Given request
Report every line in the listing that contains the string "this".

Dataset excerpts

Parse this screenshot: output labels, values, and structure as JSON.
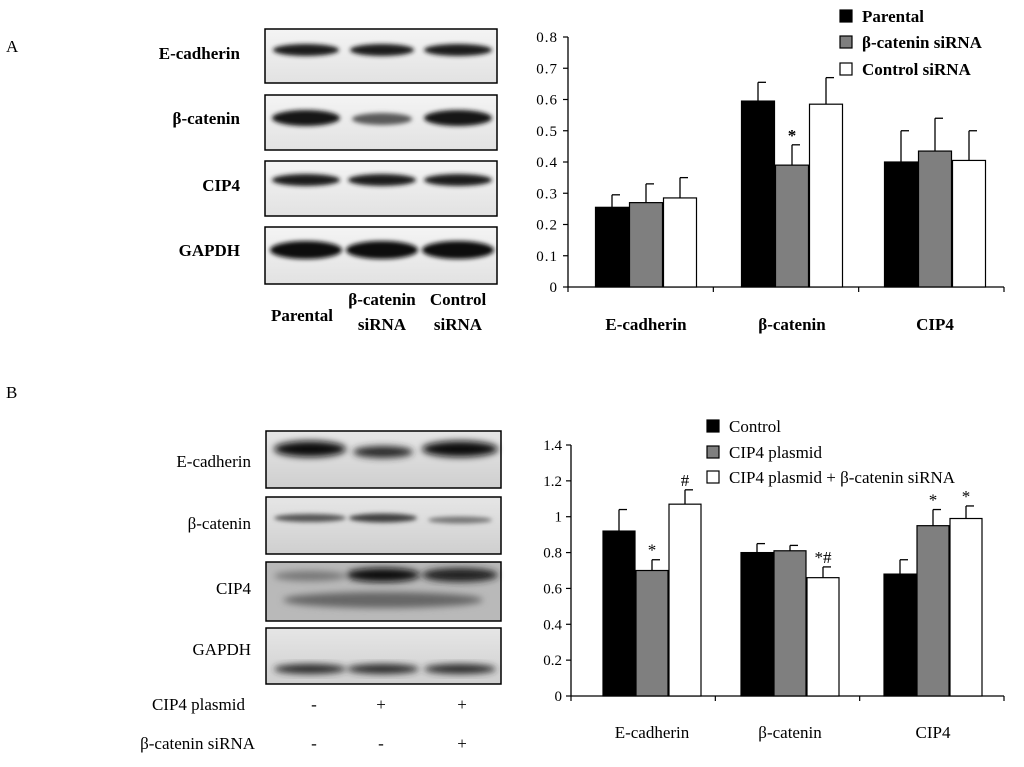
{
  "panels": [
    {
      "letter": "A",
      "blot": {
        "rows": [
          "E-cadherin",
          "β-catenin",
          "CIP4",
          "GAPDH"
        ],
        "lanes": [
          [
            "Parental"
          ],
          [
            "β-catenin",
            "siRNA"
          ],
          [
            "Control",
            "siRNA"
          ]
        ]
      }
    },
    {
      "letter": "B",
      "blot": {
        "rows": [
          "E-cadherin",
          "β-catenin",
          "CIP4",
          "GAPDH"
        ],
        "treatments": [
          {
            "label": "CIP4 plasmid",
            "signs": [
              "-",
              "+",
              "+"
            ]
          },
          {
            "label": "β-catenin siRNA",
            "signs": [
              "-",
              "-",
              "+"
            ]
          }
        ]
      }
    }
  ],
  "chart_data": [
    {
      "type": "bar",
      "categories": [
        "E-cadherin",
        "β-catenin",
        "CIP4"
      ],
      "series": [
        {
          "name": "Parental",
          "color": "#000000",
          "values": [
            0.255,
            0.595,
            0.4
          ],
          "errors": [
            0.04,
            0.06,
            0.1
          ]
        },
        {
          "name": "β-catenin siRNA",
          "color": "#7f7f7f",
          "values": [
            0.27,
            0.39,
            0.435
          ],
          "errors": [
            0.06,
            0.065,
            0.105
          ]
        },
        {
          "name": "Control siRNA",
          "color": "#ffffff",
          "values": [
            0.285,
            0.585,
            0.405
          ],
          "errors": [
            0.065,
            0.085,
            0.095
          ]
        }
      ],
      "annotations": [
        {
          "category": 1,
          "series": 1,
          "text": "*"
        }
      ],
      "ylim": [
        0,
        0.8
      ],
      "yticks": [
        "0",
        "0.1",
        "0.2",
        "0.3",
        "0.4",
        "0.5",
        "0.6",
        "0.7",
        "0.8"
      ],
      "legend": "top-right"
    },
    {
      "type": "bar",
      "categories": [
        "E-cadherin",
        "β-catenin",
        "CIP4"
      ],
      "series": [
        {
          "name": "Control",
          "color": "#000000",
          "values": [
            0.92,
            0.8,
            0.68
          ],
          "errors": [
            0.12,
            0.05,
            0.08
          ]
        },
        {
          "name": "CIP4 plasmid",
          "color": "#7f7f7f",
          "values": [
            0.7,
            0.81,
            0.95
          ],
          "errors": [
            0.06,
            0.03,
            0.09
          ]
        },
        {
          "name": "CIP4 plasmid + β-catenin siRNA",
          "color": "#ffffff",
          "values": [
            1.07,
            0.66,
            0.99
          ],
          "errors": [
            0.08,
            0.06,
            0.07
          ]
        }
      ],
      "annotations": [
        {
          "category": 0,
          "series": 1,
          "text": "*"
        },
        {
          "category": 0,
          "series": 2,
          "text": "#"
        },
        {
          "category": 1,
          "series": 2,
          "text": "*#"
        },
        {
          "category": 2,
          "series": 1,
          "text": "*"
        },
        {
          "category": 2,
          "series": 2,
          "text": "*"
        }
      ],
      "ylim": [
        0,
        1.4
      ],
      "yticks": [
        "0",
        "0.2",
        "0.4",
        "0.6",
        "0.8",
        "1",
        "1.2",
        "1.4"
      ],
      "legend": "top-right"
    }
  ]
}
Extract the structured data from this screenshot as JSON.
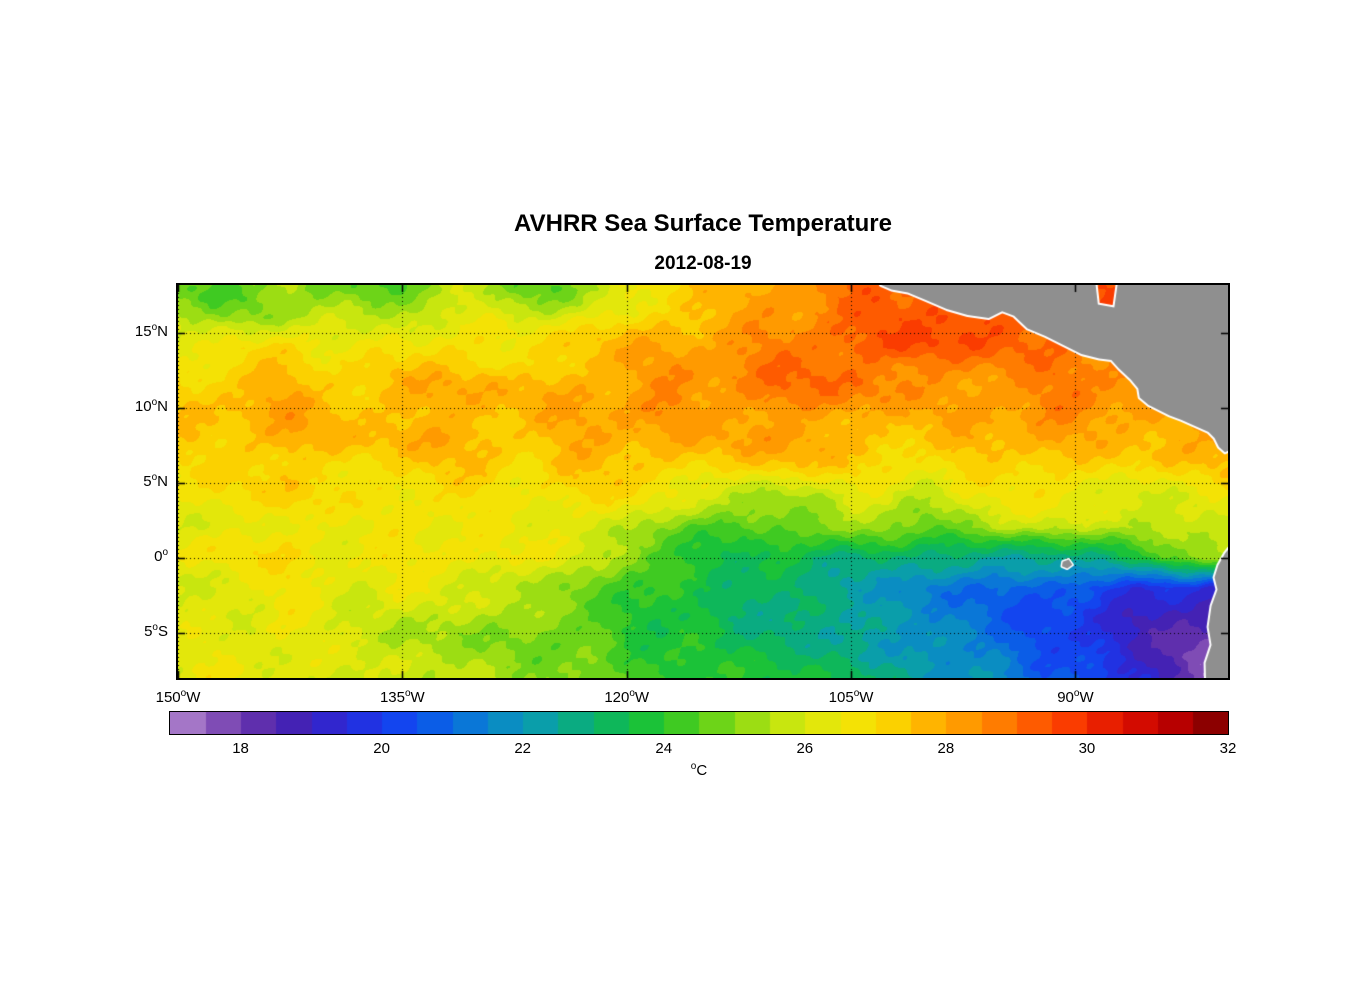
{
  "chart_data": {
    "type": "heatmap",
    "title": "AVHRR Sea Surface Temperature",
    "subtitle": "2012-08-19",
    "units": "°C",
    "axes": {
      "x_range": [
        -150,
        -79.8
      ],
      "y_range": [
        -8,
        18.2
      ],
      "x_ticks": [
        {
          "value": -150,
          "label": "150°W"
        },
        {
          "value": -135,
          "label": "135°W"
        },
        {
          "value": -120,
          "label": "120°W"
        },
        {
          "value": -105,
          "label": "105°W"
        },
        {
          "value": -90,
          "label": "90°W"
        }
      ],
      "y_ticks": [
        {
          "value": 15,
          "label": "15°N"
        },
        {
          "value": 10,
          "label": "10°N"
        },
        {
          "value": 5,
          "label": "5°N"
        },
        {
          "value": 0,
          "label": "0°"
        },
        {
          "value": -5,
          "label": "5°S"
        }
      ],
      "grid": "dotted"
    },
    "lon": [
      -150,
      -147.5,
      -145,
      -142.5,
      -140,
      -137.5,
      -135,
      -132.5,
      -130,
      -127.5,
      -125,
      -122.5,
      -120,
      -117.5,
      -115,
      -112.5,
      -110,
      -107.5,
      -105,
      -102.5,
      -100,
      -97.5,
      -95,
      -92.5,
      -90,
      -87.5,
      -85,
      -82.5,
      -80
    ],
    "lat": [
      18,
      16,
      14,
      12,
      10,
      8,
      6,
      4,
      2,
      0,
      -2,
      -4,
      -6,
      -8
    ],
    "sst": [
      [
        25.0,
        24.6,
        25.2,
        25.6,
        24.8,
        24.5,
        25.0,
        25.6,
        26.0,
        25.2,
        24.8,
        25.6,
        26.4,
        27.0,
        27.6,
        27.9,
        28.3,
        28.8,
        29.2,
        29.5,
        29.7,
        29.8,
        29.9,
        29.8,
        29.7,
        29.6,
        29.6,
        29.6,
        29.6
      ],
      [
        25.8,
        25.4,
        25.2,
        26.0,
        26.3,
        25.7,
        25.9,
        26.3,
        26.6,
        26.1,
        26.3,
        26.8,
        27.2,
        27.6,
        28.0,
        28.2,
        28.5,
        28.9,
        29.2,
        29.5,
        29.7,
        29.9,
        29.8,
        29.6,
        29.5,
        29.5,
        29.5,
        29.5,
        29.5
      ],
      [
        26.6,
        26.9,
        27.1,
        27.3,
        26.9,
        26.7,
        27.1,
        27.4,
        27.2,
        27.0,
        27.4,
        27.7,
        28.0,
        28.2,
        28.4,
        28.6,
        28.9,
        29.2,
        29.4,
        29.5,
        29.6,
        29.4,
        29.2,
        29.1,
        29.0,
        29.0,
        29.0,
        29.0,
        29.0
      ],
      [
        27.2,
        27.5,
        27.7,
        27.9,
        27.6,
        27.4,
        27.8,
        28.0,
        27.8,
        27.6,
        27.9,
        28.1,
        28.3,
        28.5,
        28.7,
        28.9,
        29.1,
        29.3,
        29.2,
        29.0,
        28.8,
        28.7,
        28.6,
        28.8,
        29.0,
        28.9,
        28.8,
        28.8,
        28.8
      ],
      [
        27.7,
        27.9,
        28.1,
        28.3,
        28.0,
        27.8,
        28.1,
        28.3,
        28.1,
        27.9,
        28.1,
        28.3,
        28.5,
        28.6,
        28.4,
        28.6,
        28.8,
        28.6,
        28.4,
        28.2,
        28.1,
        28.3,
        28.5,
        28.7,
        28.8,
        28.7,
        28.6,
        28.6,
        28.6
      ],
      [
        27.4,
        27.6,
        27.9,
        28.1,
        27.8,
        27.6,
        27.9,
        28.1,
        27.9,
        27.7,
        27.9,
        28.1,
        28.3,
        28.2,
        28.0,
        28.2,
        28.4,
        28.2,
        28.0,
        27.8,
        27.7,
        27.9,
        28.1,
        28.3,
        28.1,
        27.9,
        28.0,
        28.3,
        28.5
      ],
      [
        27.0,
        27.2,
        27.5,
        27.7,
        27.4,
        27.2,
        27.5,
        27.7,
        27.5,
        27.3,
        27.5,
        27.7,
        27.8,
        27.6,
        27.3,
        27.5,
        27.7,
        27.5,
        27.3,
        27.1,
        27.0,
        27.2,
        27.4,
        27.6,
        27.4,
        27.2,
        27.1,
        27.4,
        27.6
      ],
      [
        26.7,
        26.9,
        27.1,
        27.3,
        27.0,
        26.8,
        27.0,
        27.2,
        27.0,
        26.8,
        27.0,
        27.1,
        26.9,
        26.6,
        26.1,
        25.6,
        25.4,
        25.9,
        26.3,
        26.2,
        26.0,
        26.4,
        26.7,
        26.9,
        26.7,
        26.5,
        26.3,
        26.6,
        26.8
      ],
      [
        26.4,
        26.6,
        26.8,
        27.0,
        26.8,
        26.6,
        26.8,
        26.9,
        26.7,
        26.5,
        26.7,
        26.5,
        26.1,
        25.4,
        24.8,
        24.4,
        24.7,
        25.2,
        25.6,
        25.2,
        24.8,
        25.4,
        25.9,
        26.1,
        25.9,
        25.7,
        25.5,
        26.0,
        26.4
      ],
      [
        26.6,
        26.8,
        27.0,
        27.1,
        26.9,
        26.7,
        26.9,
        27.1,
        26.9,
        26.7,
        26.5,
        25.9,
        25.1,
        24.4,
        24.0,
        23.8,
        23.6,
        23.4,
        23.2,
        23.0,
        22.9,
        22.7,
        22.5,
        22.7,
        23.1,
        23.5,
        24.1,
        25.1,
        25.9
      ],
      [
        26.3,
        26.5,
        26.7,
        26.9,
        26.6,
        26.4,
        26.6,
        26.4,
        26.2,
        26.0,
        25.7,
        25.2,
        24.6,
        24.1,
        23.8,
        23.6,
        23.3,
        23.0,
        22.7,
        22.3,
        21.9,
        21.5,
        21.2,
        20.9,
        20.7,
        20.4,
        20.0,
        19.7,
        19.4
      ],
      [
        26.2,
        26.4,
        26.6,
        26.7,
        26.4,
        26.2,
        26.0,
        25.8,
        25.6,
        25.4,
        25.1,
        24.7,
        24.3,
        23.9,
        23.6,
        23.4,
        23.1,
        22.9,
        22.6,
        22.2,
        21.8,
        21.4,
        21.0,
        20.6,
        20.1,
        19.6,
        19.2,
        18.9,
        18.7
      ],
      [
        26.4,
        26.5,
        26.6,
        26.5,
        26.3,
        26.1,
        25.9,
        25.7,
        25.5,
        25.3,
        25.1,
        24.8,
        24.4,
        24.1,
        23.9,
        23.7,
        23.5,
        23.3,
        23.0,
        22.6,
        22.2,
        21.8,
        21.4,
        20.9,
        20.3,
        19.7,
        19.1,
        18.4,
        17.8
      ],
      [
        26.6,
        26.7,
        26.8,
        26.6,
        26.4,
        26.2,
        26.0,
        25.8,
        25.6,
        25.5,
        25.3,
        25.0,
        24.7,
        24.4,
        24.2,
        24.0,
        23.8,
        23.6,
        23.3,
        23.0,
        22.6,
        22.2,
        21.8,
        21.3,
        20.7,
        20.0,
        19.2,
        18.2,
        17.4
      ]
    ],
    "colormap": [
      [
        17.0,
        "#cdaad6"
      ],
      [
        17.6,
        "#9c6cc4"
      ],
      [
        18.3,
        "#6a34aa"
      ],
      [
        19.0,
        "#4422b4"
      ],
      [
        19.7,
        "#2a28d8"
      ],
      [
        20.4,
        "#1440f0"
      ],
      [
        21.1,
        "#0a62e6"
      ],
      [
        21.8,
        "#0a86cc"
      ],
      [
        22.5,
        "#0a9eaa"
      ],
      [
        23.2,
        "#0ab070"
      ],
      [
        23.9,
        "#14c03c"
      ],
      [
        24.6,
        "#46cc1e"
      ],
      [
        25.3,
        "#8ada14"
      ],
      [
        26.0,
        "#c8e60f"
      ],
      [
        26.7,
        "#eee80a"
      ],
      [
        27.3,
        "#fadc00"
      ],
      [
        28.0,
        "#ffb400"
      ],
      [
        28.7,
        "#ff9000"
      ],
      [
        29.3,
        "#ff6800"
      ],
      [
        30.0,
        "#fa3c00"
      ],
      [
        30.7,
        "#e11400"
      ],
      [
        31.4,
        "#c00000"
      ],
      [
        32.0,
        "#8c0000"
      ]
    ],
    "colorbar": {
      "label": "°C",
      "range": [
        17,
        32
      ],
      "ticks": [
        18,
        20,
        22,
        24,
        26,
        28,
        30,
        32
      ],
      "segment_step": 0.5
    },
    "land_color": "#8f8f8f",
    "coast_color": "#ffffff",
    "land": {
      "central_america": [
        [
          -103.2,
          19.5
        ],
        [
          -103.0,
          18.2
        ],
        [
          -102.3,
          17.9
        ],
        [
          -101.2,
          17.7
        ],
        [
          -100.0,
          17.2
        ],
        [
          -98.6,
          16.6
        ],
        [
          -97.2,
          16.2
        ],
        [
          -95.8,
          16.0
        ],
        [
          -94.9,
          16.45
        ],
        [
          -94.1,
          16.15
        ],
        [
          -93.2,
          15.3
        ],
        [
          -92.0,
          14.8
        ],
        [
          -90.8,
          14.2
        ],
        [
          -89.6,
          13.6
        ],
        [
          -88.4,
          13.3
        ],
        [
          -87.6,
          13.2
        ],
        [
          -87.1,
          12.65
        ],
        [
          -86.3,
          11.9
        ],
        [
          -85.8,
          11.3
        ],
        [
          -85.7,
          10.7
        ],
        [
          -85.1,
          10.2
        ],
        [
          -84.7,
          10.0
        ],
        [
          -83.7,
          9.5
        ],
        [
          -82.9,
          9.2
        ],
        [
          -82.0,
          8.8
        ],
        [
          -81.1,
          8.4
        ],
        [
          -80.7,
          8.0
        ],
        [
          -80.4,
          7.4
        ],
        [
          -80.0,
          7.05
        ],
        [
          -79.5,
          7.3
        ],
        [
          -79.0,
          6.9
        ],
        [
          -78.5,
          7.0
        ],
        [
          -78.5,
          19.5
        ],
        [
          -87.0,
          19.5
        ],
        [
          -87.4,
          16.7
        ],
        [
          -88.5,
          16.9
        ],
        [
          -88.8,
          19.5
        ]
      ],
      "south_america": [
        [
          -79.3,
          1.2
        ],
        [
          -80.0,
          0.3
        ],
        [
          -80.45,
          -0.5
        ],
        [
          -80.7,
          -1.3
        ],
        [
          -80.5,
          -2.1
        ],
        [
          -80.9,
          -3.2
        ],
        [
          -81.1,
          -4.6
        ],
        [
          -80.9,
          -5.8
        ],
        [
          -81.3,
          -7.0
        ],
        [
          -81.25,
          -9.0
        ],
        [
          -78.0,
          -9.0
        ],
        [
          -78.0,
          1.2
        ]
      ],
      "galapagos": [
        [
          -90.85,
          -0.25
        ],
        [
          -90.45,
          -0.1
        ],
        [
          -90.2,
          -0.45
        ],
        [
          -90.55,
          -0.7
        ],
        [
          -90.9,
          -0.55
        ]
      ]
    }
  }
}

Correct answer
Parse this screenshot: output labels, values, and structure as JSON.
Extract the structured data from this screenshot as JSON.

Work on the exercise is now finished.